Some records
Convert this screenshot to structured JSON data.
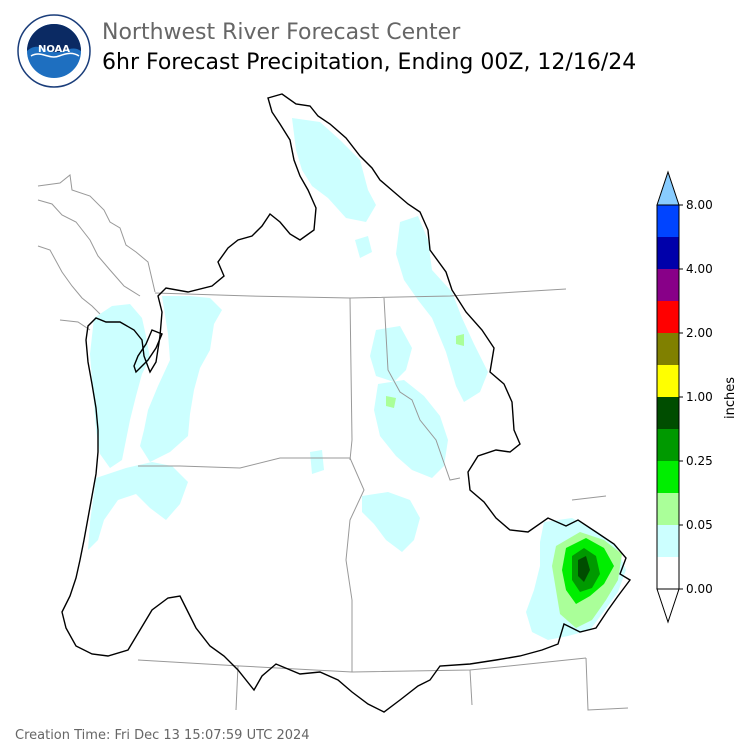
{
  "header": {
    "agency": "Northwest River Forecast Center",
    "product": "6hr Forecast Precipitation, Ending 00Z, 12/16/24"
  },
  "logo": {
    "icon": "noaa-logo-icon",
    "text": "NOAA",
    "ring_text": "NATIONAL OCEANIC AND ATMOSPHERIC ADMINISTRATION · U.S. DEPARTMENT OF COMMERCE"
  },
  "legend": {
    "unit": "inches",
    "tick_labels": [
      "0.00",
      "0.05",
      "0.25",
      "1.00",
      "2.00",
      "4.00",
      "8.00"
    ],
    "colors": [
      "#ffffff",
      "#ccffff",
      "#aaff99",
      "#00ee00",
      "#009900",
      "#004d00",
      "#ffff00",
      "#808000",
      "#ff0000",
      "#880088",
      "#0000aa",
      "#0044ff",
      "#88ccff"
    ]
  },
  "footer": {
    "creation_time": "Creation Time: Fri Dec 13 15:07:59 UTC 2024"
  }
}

==

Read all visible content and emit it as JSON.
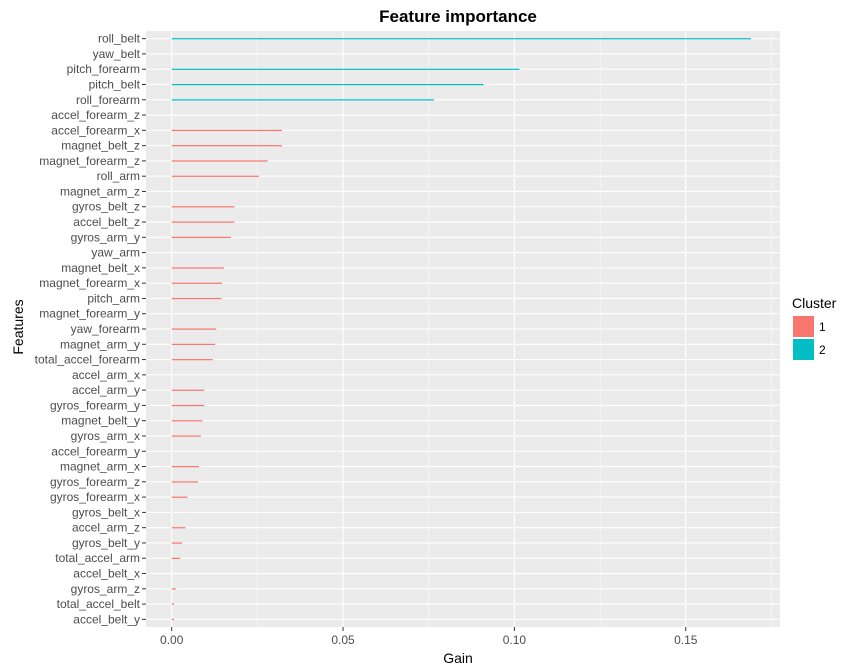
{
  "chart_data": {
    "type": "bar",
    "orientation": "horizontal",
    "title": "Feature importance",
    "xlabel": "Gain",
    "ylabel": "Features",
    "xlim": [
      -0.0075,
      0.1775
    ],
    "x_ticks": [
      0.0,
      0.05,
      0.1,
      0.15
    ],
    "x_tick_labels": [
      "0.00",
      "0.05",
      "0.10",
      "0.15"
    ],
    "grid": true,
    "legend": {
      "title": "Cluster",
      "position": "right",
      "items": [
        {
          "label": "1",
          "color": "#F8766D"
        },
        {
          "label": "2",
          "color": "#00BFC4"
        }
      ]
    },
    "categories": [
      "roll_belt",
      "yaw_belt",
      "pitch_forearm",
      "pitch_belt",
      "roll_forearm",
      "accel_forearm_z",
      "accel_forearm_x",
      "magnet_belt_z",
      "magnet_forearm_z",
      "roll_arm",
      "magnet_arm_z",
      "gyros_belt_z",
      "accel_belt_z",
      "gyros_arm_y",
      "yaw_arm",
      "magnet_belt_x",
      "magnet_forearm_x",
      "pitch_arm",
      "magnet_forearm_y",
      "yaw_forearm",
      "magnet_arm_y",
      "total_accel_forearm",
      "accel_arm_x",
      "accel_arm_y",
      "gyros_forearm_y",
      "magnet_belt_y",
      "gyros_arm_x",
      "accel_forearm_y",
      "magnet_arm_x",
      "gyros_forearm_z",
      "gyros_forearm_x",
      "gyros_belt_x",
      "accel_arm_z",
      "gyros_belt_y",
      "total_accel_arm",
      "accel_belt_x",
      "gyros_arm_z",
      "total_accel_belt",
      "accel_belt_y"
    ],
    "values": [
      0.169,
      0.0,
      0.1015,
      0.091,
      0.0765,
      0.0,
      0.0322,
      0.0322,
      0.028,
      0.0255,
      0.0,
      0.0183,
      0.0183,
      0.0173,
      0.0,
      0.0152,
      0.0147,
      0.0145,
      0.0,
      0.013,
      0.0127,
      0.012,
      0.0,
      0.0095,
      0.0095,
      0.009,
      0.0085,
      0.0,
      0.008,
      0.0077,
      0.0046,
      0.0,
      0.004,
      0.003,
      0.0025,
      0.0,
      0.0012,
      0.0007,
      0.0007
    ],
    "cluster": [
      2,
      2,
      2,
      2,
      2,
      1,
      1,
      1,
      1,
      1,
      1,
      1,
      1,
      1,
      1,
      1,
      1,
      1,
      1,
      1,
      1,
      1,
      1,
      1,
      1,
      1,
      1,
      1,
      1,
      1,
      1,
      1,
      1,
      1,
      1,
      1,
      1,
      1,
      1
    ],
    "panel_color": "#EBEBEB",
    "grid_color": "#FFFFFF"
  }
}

==

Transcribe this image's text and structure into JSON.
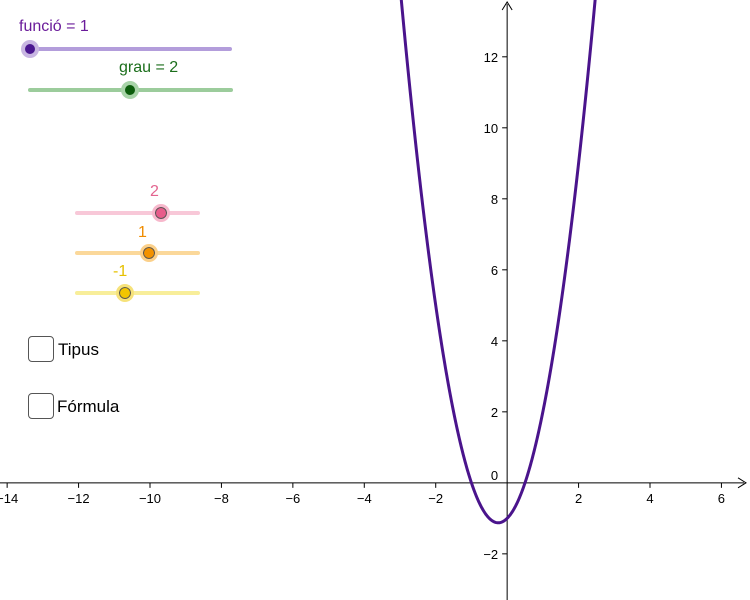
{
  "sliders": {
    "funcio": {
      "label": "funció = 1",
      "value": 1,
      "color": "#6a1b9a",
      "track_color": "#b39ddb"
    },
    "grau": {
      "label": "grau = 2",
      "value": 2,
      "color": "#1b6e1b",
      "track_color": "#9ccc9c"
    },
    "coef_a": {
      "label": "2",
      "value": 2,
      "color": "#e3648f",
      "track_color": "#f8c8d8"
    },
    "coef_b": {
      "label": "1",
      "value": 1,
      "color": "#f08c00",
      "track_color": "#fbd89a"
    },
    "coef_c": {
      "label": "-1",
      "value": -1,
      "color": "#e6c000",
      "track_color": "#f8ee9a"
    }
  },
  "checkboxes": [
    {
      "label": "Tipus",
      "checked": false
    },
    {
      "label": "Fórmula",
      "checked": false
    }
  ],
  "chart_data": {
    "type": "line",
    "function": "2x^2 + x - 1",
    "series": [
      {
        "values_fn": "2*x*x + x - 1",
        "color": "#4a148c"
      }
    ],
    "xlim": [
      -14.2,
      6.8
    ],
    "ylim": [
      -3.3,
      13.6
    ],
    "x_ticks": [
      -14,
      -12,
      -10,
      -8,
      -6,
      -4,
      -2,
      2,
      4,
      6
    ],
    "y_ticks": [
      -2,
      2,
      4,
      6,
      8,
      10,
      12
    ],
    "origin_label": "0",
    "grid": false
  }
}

### [Exercise requirements]
How many lines in these records hold the string "title"? Reply with the number alone.

### [Solution for this problem]
2